--- START SUPPLIED RECORDS ---
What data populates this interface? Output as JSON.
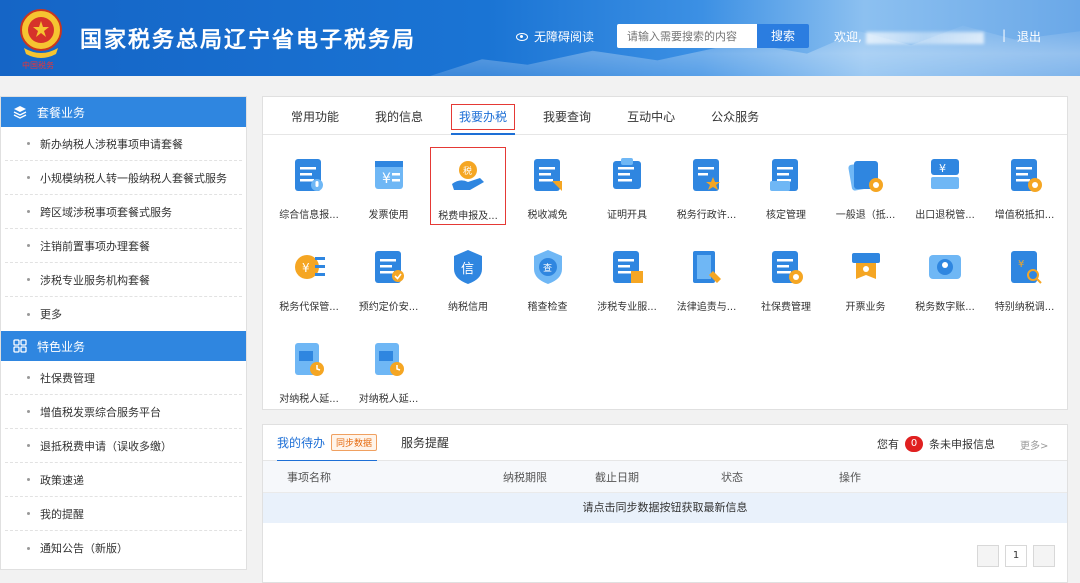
{
  "header": {
    "emblem_subtitle": "中国税务",
    "title": "国家税务总局辽宁省电子税务局",
    "accessibility": "无障碍阅读",
    "search_placeholder": "请输入需要搜索的内容",
    "search_button": "搜索",
    "welcome": "欢迎,",
    "separator": "|",
    "logout": "退出"
  },
  "sidebar": {
    "section1_title": "套餐业务",
    "section1_items": [
      "新办纳税人涉税事项申请套餐",
      "小规模纳税人转一般纳税人套餐式服务",
      "跨区域涉税事项套餐式服务",
      "注销前置事项办理套餐",
      "涉税专业服务机构套餐",
      "更多"
    ],
    "section2_title": "特色业务",
    "section2_items": [
      "社保费管理",
      "增值税发票综合服务平台",
      "退抵税费申请（误收多缴）",
      "政策速递",
      "我的提醒",
      "通知公告（新版）"
    ]
  },
  "tabs": [
    "常用功能",
    "我的信息",
    "我要办税",
    "我要查询",
    "互动中心",
    "公众服务"
  ],
  "active_tab": "我要办税",
  "functions": [
    {
      "label": "综合信息报...",
      "icon": "document-mic-icon"
    },
    {
      "label": "发票使用",
      "icon": "invoice-icon"
    },
    {
      "label": "税费申报及...",
      "icon": "tax-declaration-icon",
      "highlighted": true
    },
    {
      "label": "税收减免",
      "icon": "tax-reduction-icon"
    },
    {
      "label": "证明开具",
      "icon": "certificate-icon"
    },
    {
      "label": "税务行政许...",
      "icon": "admin-permit-icon"
    },
    {
      "label": "核定管理",
      "icon": "approval-mgmt-icon"
    },
    {
      "label": "一般退（抵...",
      "icon": "refund-icon"
    },
    {
      "label": "出口退税管...",
      "icon": "export-refund-icon"
    },
    {
      "label": "增值税抵扣...",
      "icon": "vat-deduction-icon"
    },
    {
      "label": "税务代保管...",
      "icon": "custody-icon"
    },
    {
      "label": "预约定价安...",
      "icon": "pricing-arrangement-icon"
    },
    {
      "label": "纳税信用",
      "icon": "credit-icon"
    },
    {
      "label": "稽查检查",
      "icon": "inspection-icon"
    },
    {
      "label": "涉税专业服...",
      "icon": "professional-service-icon"
    },
    {
      "label": "法律追责与...",
      "icon": "legal-icon"
    },
    {
      "label": "社保费管理",
      "icon": "social-security-icon"
    },
    {
      "label": "开票业务",
      "icon": "invoicing-icon"
    },
    {
      "label": "税务数字账...",
      "icon": "digital-account-icon"
    },
    {
      "label": "特别纳税调...",
      "icon": "special-adjust-icon"
    },
    {
      "label": "对纳税人延...",
      "icon": "extension-icon"
    },
    {
      "label": "对纳税人延...",
      "icon": "extension-icon"
    }
  ],
  "todo": {
    "tab1": "我的待办",
    "sync_label": "同步数据",
    "tab2": "服务提醒",
    "notice_prefix": "您有",
    "notice_count": "0",
    "notice_suffix": "条未申报信息",
    "more": "更多>",
    "columns": [
      "事项名称",
      "纳税期限",
      "截止日期",
      "状态",
      "操作"
    ],
    "empty_message": "请点击同步数据按钮获取最新信息",
    "page": "1"
  },
  "colors": {
    "primary": "#2f86e0",
    "highlight": "#e53935"
  }
}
--- END SUPPLIED RECORDS ---
**TASK TO CARRY OUT**:
Which lines of the material contain the string "refund"? List each of them.

**EXPECTED ANSWER**:
      "icon": "refund-icon"
      "icon": "export-refund-icon"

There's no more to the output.